What to produce ▸ Gather each line containing the string "this" from these entries.

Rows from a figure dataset
━━━━━━━━
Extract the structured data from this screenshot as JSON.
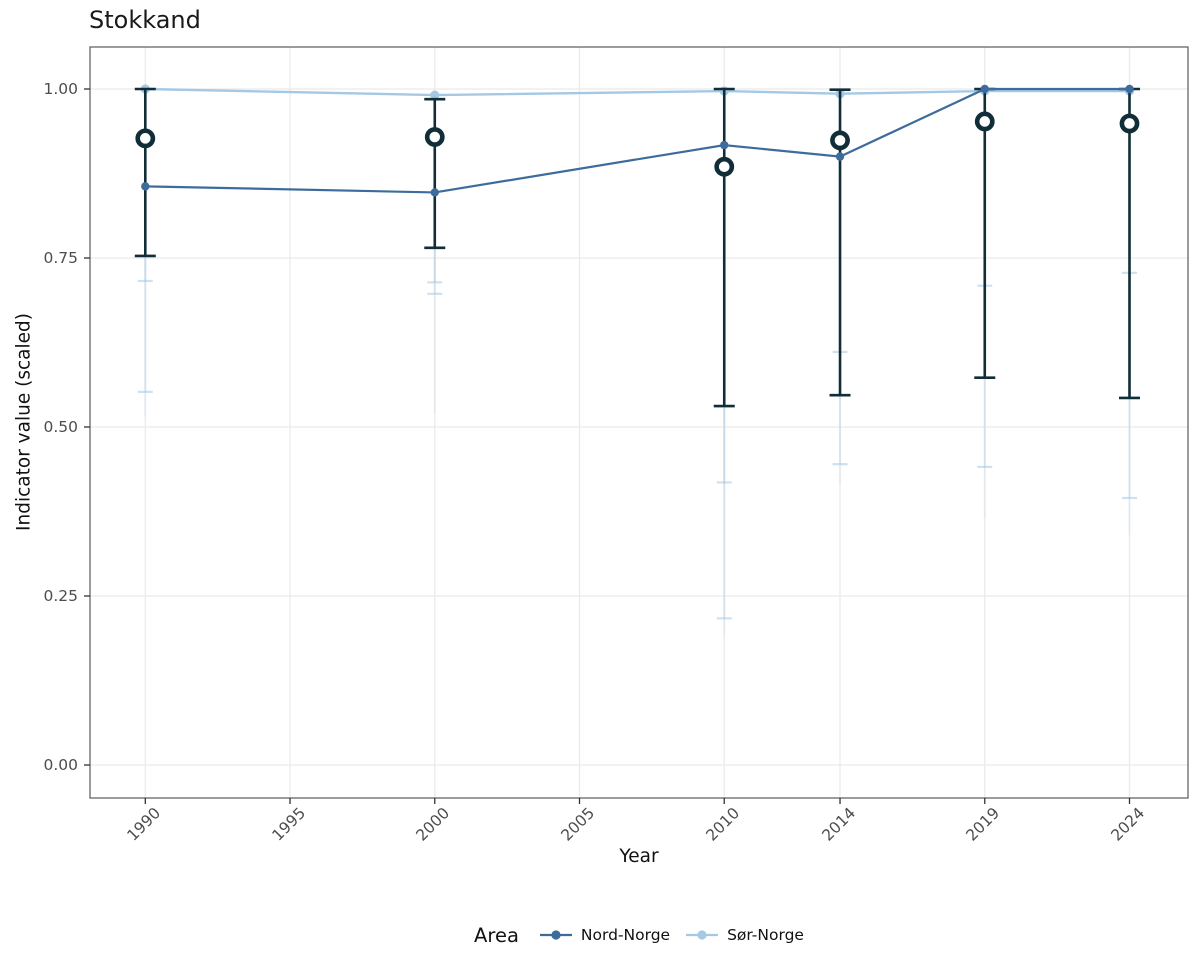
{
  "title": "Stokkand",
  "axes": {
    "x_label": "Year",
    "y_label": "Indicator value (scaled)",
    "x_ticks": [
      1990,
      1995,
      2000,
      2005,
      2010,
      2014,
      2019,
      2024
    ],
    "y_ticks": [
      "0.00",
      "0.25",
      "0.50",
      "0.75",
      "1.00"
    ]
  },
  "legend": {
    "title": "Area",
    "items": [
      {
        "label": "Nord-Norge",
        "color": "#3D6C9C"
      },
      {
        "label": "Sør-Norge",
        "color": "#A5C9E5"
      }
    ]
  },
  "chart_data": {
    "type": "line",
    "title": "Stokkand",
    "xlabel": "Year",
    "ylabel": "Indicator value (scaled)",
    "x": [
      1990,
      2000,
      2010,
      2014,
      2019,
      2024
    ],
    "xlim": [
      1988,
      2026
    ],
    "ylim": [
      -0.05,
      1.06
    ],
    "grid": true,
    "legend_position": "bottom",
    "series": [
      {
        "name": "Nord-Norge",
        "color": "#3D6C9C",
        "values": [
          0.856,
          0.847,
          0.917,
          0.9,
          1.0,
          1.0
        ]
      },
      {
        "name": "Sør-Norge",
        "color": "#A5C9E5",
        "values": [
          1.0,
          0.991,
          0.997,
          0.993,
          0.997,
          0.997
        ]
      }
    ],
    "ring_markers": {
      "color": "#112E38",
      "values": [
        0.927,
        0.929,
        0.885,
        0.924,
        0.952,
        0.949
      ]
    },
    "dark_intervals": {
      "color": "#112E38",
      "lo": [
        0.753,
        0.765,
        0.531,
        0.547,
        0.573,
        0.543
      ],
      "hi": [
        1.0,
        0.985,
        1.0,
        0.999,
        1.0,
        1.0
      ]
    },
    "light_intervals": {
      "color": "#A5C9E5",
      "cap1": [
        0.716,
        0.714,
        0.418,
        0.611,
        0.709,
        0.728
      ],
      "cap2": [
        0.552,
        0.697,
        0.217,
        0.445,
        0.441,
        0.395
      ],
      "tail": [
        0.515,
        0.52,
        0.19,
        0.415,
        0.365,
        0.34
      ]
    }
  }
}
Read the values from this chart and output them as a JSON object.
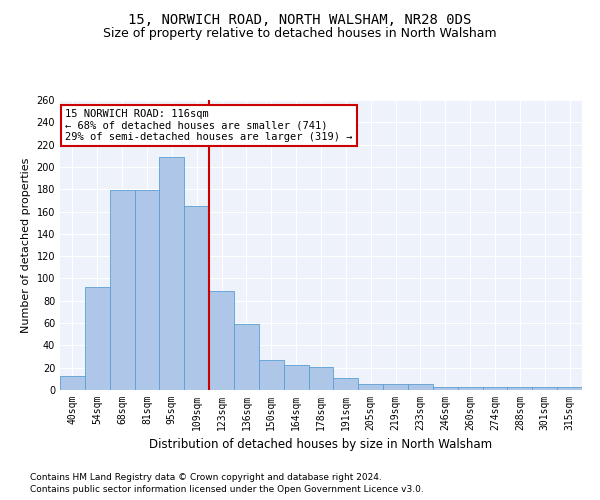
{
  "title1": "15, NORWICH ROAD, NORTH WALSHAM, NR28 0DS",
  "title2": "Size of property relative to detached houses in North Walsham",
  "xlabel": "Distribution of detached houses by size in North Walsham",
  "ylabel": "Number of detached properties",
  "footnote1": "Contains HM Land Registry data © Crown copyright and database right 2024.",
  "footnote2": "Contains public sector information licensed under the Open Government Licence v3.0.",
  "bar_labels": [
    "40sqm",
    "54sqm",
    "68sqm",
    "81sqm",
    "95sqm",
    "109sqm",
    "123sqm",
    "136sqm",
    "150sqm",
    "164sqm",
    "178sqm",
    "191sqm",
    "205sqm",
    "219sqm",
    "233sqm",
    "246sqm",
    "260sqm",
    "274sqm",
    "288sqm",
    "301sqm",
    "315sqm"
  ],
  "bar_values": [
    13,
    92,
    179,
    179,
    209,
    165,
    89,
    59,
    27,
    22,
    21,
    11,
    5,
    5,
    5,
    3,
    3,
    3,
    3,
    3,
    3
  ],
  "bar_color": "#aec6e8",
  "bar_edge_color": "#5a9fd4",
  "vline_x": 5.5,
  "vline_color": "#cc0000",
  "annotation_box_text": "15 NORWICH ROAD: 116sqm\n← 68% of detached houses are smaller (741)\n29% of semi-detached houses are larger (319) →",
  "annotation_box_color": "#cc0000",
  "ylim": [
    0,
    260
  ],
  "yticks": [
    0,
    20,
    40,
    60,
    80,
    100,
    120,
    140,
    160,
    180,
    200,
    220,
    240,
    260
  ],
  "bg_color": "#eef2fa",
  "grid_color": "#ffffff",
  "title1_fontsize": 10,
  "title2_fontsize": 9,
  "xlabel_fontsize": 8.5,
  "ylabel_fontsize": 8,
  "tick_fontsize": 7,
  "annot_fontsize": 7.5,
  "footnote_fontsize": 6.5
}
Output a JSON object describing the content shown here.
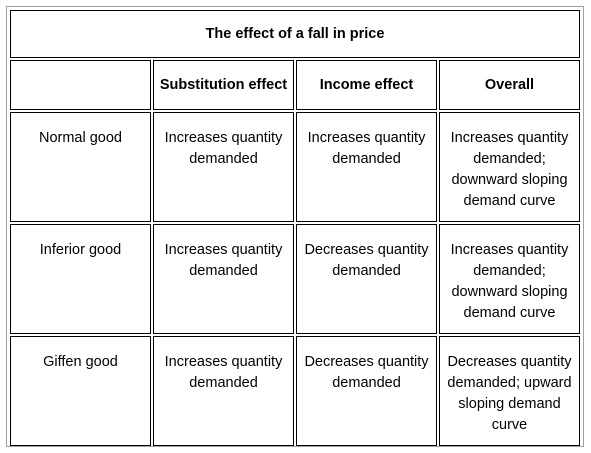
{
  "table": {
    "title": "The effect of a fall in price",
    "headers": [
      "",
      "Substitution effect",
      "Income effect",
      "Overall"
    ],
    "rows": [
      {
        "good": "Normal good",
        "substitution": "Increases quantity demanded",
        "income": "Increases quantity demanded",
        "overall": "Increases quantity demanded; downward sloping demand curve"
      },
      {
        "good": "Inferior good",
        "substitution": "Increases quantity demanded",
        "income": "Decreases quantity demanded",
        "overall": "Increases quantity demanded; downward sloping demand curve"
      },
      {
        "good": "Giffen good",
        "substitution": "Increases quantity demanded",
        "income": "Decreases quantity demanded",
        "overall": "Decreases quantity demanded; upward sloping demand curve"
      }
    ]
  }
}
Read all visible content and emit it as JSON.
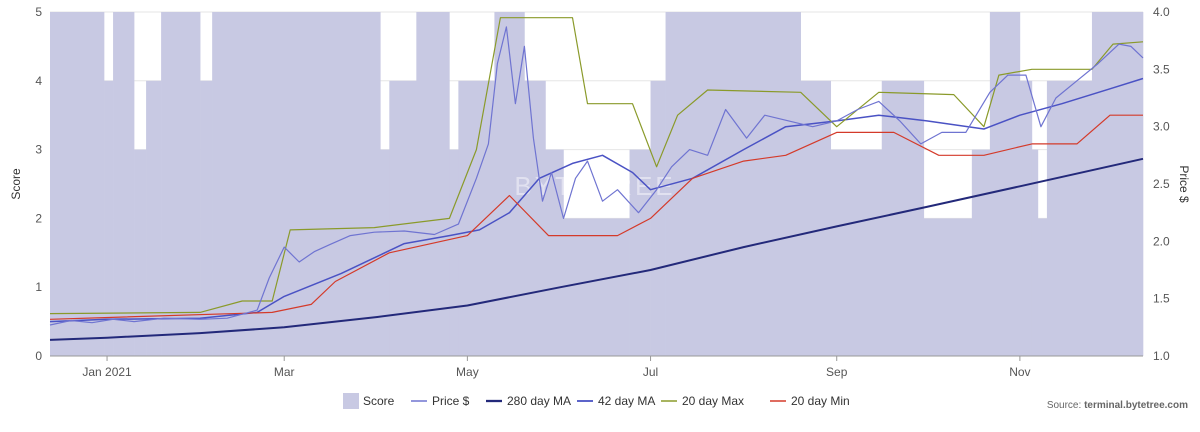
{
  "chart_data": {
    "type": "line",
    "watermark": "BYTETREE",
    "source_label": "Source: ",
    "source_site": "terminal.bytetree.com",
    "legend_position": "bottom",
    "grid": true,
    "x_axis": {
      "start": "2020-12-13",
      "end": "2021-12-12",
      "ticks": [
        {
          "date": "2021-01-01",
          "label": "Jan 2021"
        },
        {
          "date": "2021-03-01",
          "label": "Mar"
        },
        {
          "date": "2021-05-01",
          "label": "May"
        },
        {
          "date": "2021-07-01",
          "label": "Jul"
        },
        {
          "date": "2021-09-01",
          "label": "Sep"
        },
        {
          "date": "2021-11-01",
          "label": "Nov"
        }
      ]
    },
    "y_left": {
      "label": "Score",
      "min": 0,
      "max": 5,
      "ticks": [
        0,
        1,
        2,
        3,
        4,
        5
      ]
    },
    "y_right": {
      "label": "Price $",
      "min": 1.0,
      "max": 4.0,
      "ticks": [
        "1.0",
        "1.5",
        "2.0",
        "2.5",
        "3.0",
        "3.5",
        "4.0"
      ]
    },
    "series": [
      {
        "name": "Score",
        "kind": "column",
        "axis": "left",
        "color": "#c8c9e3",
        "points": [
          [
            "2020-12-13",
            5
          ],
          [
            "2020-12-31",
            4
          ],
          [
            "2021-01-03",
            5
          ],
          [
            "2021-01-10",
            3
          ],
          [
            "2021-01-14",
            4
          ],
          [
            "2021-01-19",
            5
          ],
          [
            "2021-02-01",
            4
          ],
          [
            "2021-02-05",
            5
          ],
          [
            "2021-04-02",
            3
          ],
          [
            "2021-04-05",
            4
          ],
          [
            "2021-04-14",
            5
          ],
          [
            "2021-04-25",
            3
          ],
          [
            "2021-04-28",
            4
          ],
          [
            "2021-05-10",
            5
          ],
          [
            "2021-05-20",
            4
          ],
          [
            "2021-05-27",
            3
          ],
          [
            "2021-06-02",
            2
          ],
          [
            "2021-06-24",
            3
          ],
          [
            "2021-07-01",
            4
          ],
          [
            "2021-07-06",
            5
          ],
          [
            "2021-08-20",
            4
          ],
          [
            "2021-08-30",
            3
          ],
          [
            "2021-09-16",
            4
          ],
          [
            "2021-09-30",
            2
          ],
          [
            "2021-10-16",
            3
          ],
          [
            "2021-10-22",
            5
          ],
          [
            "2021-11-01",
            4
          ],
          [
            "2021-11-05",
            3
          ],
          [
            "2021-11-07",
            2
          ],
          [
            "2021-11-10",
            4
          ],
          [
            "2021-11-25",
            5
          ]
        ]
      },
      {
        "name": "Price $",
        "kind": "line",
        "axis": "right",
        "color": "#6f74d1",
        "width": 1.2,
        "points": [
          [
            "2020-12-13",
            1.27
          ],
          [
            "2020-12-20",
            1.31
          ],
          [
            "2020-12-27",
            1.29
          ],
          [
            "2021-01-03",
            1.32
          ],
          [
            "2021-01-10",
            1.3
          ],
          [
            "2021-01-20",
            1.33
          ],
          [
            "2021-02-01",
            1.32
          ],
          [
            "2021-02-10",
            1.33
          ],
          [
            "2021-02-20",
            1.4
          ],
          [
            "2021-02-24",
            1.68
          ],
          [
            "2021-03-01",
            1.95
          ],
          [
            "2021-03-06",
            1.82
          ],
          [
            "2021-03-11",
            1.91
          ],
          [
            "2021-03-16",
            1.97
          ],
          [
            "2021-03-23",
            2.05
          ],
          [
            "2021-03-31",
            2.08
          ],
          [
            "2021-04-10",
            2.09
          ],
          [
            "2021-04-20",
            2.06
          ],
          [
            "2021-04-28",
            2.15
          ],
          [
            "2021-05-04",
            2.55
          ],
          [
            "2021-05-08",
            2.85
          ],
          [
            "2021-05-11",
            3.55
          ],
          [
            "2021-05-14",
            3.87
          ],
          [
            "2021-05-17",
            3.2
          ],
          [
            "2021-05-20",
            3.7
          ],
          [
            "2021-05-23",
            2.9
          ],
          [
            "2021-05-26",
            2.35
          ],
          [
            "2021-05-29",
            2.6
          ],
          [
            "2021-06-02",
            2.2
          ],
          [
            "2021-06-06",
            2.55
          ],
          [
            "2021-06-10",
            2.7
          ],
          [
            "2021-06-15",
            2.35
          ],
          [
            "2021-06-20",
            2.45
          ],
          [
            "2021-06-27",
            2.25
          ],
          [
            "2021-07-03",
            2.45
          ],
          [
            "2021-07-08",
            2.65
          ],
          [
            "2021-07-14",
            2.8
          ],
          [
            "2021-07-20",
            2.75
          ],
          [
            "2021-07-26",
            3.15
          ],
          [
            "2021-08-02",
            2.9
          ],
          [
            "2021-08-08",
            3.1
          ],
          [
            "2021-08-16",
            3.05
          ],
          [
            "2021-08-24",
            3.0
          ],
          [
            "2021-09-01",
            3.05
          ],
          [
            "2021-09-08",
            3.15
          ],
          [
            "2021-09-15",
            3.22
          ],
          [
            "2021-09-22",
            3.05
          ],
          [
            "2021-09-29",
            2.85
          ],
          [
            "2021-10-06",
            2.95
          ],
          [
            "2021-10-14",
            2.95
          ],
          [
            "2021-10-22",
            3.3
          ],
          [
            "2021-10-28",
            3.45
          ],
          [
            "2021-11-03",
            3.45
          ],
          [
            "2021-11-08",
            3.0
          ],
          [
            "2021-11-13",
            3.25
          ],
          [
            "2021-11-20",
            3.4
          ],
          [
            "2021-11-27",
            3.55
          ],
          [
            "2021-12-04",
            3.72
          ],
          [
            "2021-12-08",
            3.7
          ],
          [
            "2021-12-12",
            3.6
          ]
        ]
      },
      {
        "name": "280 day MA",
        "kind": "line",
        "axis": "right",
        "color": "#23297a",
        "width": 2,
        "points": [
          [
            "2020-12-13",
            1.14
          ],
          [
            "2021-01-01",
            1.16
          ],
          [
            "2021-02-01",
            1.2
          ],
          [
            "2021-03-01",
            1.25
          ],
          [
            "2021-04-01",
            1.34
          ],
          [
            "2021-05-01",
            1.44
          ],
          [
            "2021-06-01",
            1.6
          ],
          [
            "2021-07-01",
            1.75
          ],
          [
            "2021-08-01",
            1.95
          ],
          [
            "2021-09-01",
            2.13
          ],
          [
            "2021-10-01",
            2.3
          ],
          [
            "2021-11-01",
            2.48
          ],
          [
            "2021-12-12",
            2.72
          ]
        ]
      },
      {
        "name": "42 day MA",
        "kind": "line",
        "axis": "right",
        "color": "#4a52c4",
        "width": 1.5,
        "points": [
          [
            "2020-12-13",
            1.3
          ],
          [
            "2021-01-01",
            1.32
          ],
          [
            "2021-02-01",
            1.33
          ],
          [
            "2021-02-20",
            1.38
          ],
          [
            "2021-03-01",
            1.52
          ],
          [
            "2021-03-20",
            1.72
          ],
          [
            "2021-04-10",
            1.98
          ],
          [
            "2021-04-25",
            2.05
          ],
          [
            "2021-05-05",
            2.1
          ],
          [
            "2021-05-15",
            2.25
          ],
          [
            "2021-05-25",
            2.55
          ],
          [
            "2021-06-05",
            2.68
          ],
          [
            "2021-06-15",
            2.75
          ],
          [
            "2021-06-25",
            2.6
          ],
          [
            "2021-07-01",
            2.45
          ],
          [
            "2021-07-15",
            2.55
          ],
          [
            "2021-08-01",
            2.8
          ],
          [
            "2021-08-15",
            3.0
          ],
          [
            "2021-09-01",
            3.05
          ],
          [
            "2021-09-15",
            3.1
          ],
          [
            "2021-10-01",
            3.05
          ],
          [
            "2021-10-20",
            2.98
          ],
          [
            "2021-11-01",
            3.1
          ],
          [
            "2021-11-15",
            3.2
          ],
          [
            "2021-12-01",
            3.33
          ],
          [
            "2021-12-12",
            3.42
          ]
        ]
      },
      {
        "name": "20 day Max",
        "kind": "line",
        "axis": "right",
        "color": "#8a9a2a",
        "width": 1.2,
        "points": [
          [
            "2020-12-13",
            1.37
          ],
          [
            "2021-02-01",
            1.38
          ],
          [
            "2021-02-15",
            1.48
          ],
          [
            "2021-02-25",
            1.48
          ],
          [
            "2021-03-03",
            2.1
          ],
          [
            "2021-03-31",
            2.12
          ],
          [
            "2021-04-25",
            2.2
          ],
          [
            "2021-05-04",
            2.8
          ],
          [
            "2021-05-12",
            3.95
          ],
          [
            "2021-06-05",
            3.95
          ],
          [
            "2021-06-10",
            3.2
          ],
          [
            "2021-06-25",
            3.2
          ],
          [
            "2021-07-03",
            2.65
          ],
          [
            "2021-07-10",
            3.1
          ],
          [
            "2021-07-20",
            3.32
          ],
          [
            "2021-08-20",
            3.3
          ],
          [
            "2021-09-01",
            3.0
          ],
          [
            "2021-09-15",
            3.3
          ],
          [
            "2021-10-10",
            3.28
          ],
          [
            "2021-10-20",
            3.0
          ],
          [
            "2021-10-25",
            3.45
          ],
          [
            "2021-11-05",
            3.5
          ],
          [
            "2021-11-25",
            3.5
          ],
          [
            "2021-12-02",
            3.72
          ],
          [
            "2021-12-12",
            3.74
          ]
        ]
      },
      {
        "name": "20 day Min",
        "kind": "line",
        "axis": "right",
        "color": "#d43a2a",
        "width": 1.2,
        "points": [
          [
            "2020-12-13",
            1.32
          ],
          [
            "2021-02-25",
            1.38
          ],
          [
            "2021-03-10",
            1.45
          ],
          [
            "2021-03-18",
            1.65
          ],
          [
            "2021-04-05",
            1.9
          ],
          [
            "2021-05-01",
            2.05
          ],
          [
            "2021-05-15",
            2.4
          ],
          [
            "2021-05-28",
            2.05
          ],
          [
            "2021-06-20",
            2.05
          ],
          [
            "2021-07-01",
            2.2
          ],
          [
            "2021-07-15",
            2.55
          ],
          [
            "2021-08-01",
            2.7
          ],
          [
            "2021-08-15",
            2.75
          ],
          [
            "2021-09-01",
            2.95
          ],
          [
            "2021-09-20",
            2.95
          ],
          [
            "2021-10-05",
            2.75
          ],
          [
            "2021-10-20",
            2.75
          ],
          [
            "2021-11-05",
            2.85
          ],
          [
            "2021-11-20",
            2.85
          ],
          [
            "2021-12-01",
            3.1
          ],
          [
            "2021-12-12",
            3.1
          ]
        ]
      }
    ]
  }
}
━━━━━━━━
Finished answer ▸
Extract the structured data from this screenshot as JSON.
Read the values from this chart and output them as a JSON object.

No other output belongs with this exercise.